● THE PROBLEM:
Every entry that follows should be repeated exactly; drop the images.

● RECORDS FOR THE EXERCISE:

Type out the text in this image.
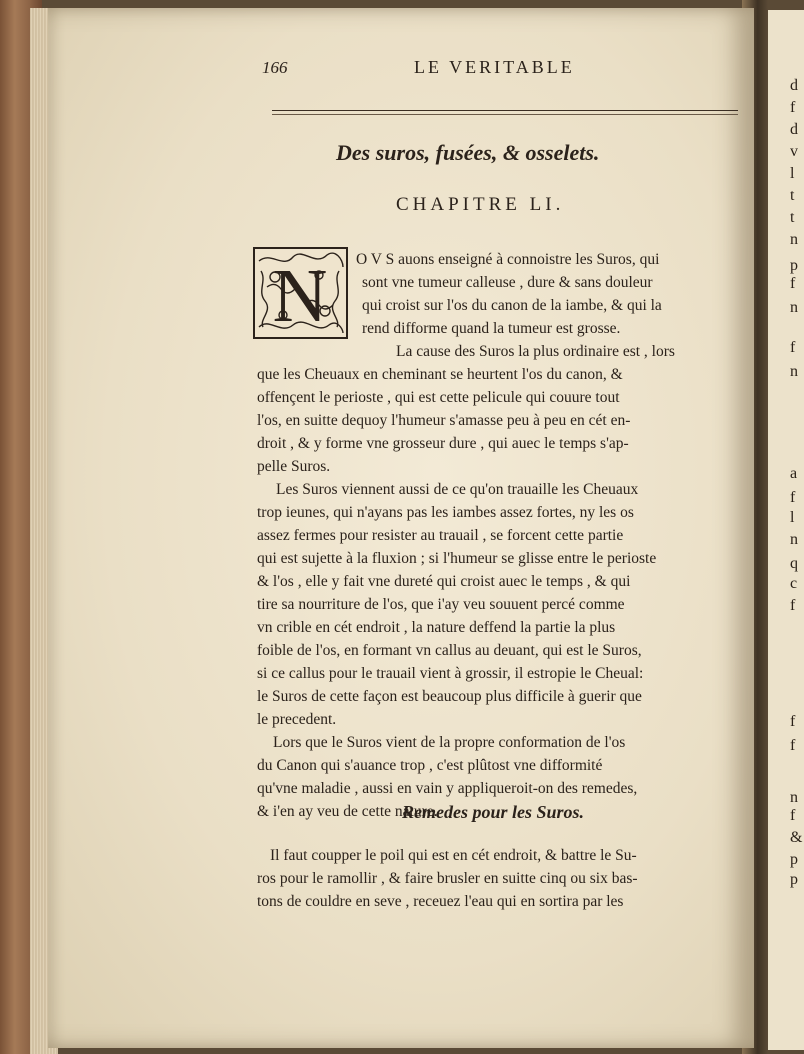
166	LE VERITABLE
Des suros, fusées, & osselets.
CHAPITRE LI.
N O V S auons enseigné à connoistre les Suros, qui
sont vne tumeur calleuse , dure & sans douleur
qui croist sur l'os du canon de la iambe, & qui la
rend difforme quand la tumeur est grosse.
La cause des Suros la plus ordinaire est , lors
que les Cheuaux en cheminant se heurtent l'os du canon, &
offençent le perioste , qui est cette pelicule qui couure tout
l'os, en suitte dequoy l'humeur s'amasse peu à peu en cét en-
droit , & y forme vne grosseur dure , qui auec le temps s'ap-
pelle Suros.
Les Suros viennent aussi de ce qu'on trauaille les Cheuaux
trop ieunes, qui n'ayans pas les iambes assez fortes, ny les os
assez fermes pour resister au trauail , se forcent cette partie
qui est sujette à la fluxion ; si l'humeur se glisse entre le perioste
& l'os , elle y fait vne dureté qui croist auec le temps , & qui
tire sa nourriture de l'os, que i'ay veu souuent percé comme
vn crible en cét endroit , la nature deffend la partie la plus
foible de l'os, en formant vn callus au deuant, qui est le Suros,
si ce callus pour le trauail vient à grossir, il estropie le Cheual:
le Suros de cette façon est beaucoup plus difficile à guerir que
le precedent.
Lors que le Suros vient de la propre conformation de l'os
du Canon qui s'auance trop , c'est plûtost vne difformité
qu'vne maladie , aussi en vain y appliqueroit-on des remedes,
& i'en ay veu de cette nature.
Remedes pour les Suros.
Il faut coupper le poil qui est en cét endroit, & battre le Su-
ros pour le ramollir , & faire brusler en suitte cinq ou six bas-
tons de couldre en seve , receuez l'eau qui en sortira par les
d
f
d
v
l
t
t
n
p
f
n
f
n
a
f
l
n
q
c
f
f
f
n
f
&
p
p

● RESULT:
Type out the text in this image.
166	LE VERITABLE
Des suros, fusées, & osselets.
CHAPITRE LI.
N O V S auons enseigné à connoistre les Suros, qui
sont vne tumeur calleuse , dure & sans douleur
qui croist sur l'os du canon de la iambe, & qui la
rend difforme quand la tumeur est grosse.
La cause des Suros la plus ordinaire est , lors
que les Cheuaux en cheminant se heurtent l'os du canon, &
offençent le perioste , qui est cette pelicule qui couure tout
l'os, en suitte dequoy l'humeur s'amasse peu à peu en cét en-
droit , & y forme vne grosseur dure , qui auec le temps s'ap-
pelle Suros.
Les Suros viennent aussi de ce qu'on trauaille les Cheuaux
trop ieunes, qui n'ayans pas les iambes assez fortes, ny les os
assez fermes pour resister au trauail , se forcent cette partie
qui est sujette à la fluxion ; si l'humeur se glisse entre le perioste
& l'os , elle y fait vne dureté qui croist auec le temps , & qui
tire sa nourriture de l'os, que i'ay veu souuent percé comme
vn crible en cét endroit , la nature deffend la partie la plus
foible de l'os, en formant vn callus au deuant, qui est le Suros,
si ce callus pour le trauail vient à grossir, il estropie le Cheual:
le Suros de cette façon est beaucoup plus difficile à guerir que
le precedent.
Lors que le Suros vient de la propre conformation de l'os
du Canon qui s'auance trop , c'est plûtost vne difformité
qu'vne maladie , aussi en vain y appliqueroit-on des remedes,
& i'en ay veu de cette nature.
Remedes pour les Suros.
Il faut coupper le poil qui est en cét endroit, & battre le Su-
ros pour le ramollir , & faire brusler en suitte cinq ou six bas-
tons de couldre en seve , receuez l'eau qui en sortira par les
d
f
d
v
l
t
t
n
p
f
n
f
n
a
f
l
n
q
c
f
f
f
n
f
&
p
p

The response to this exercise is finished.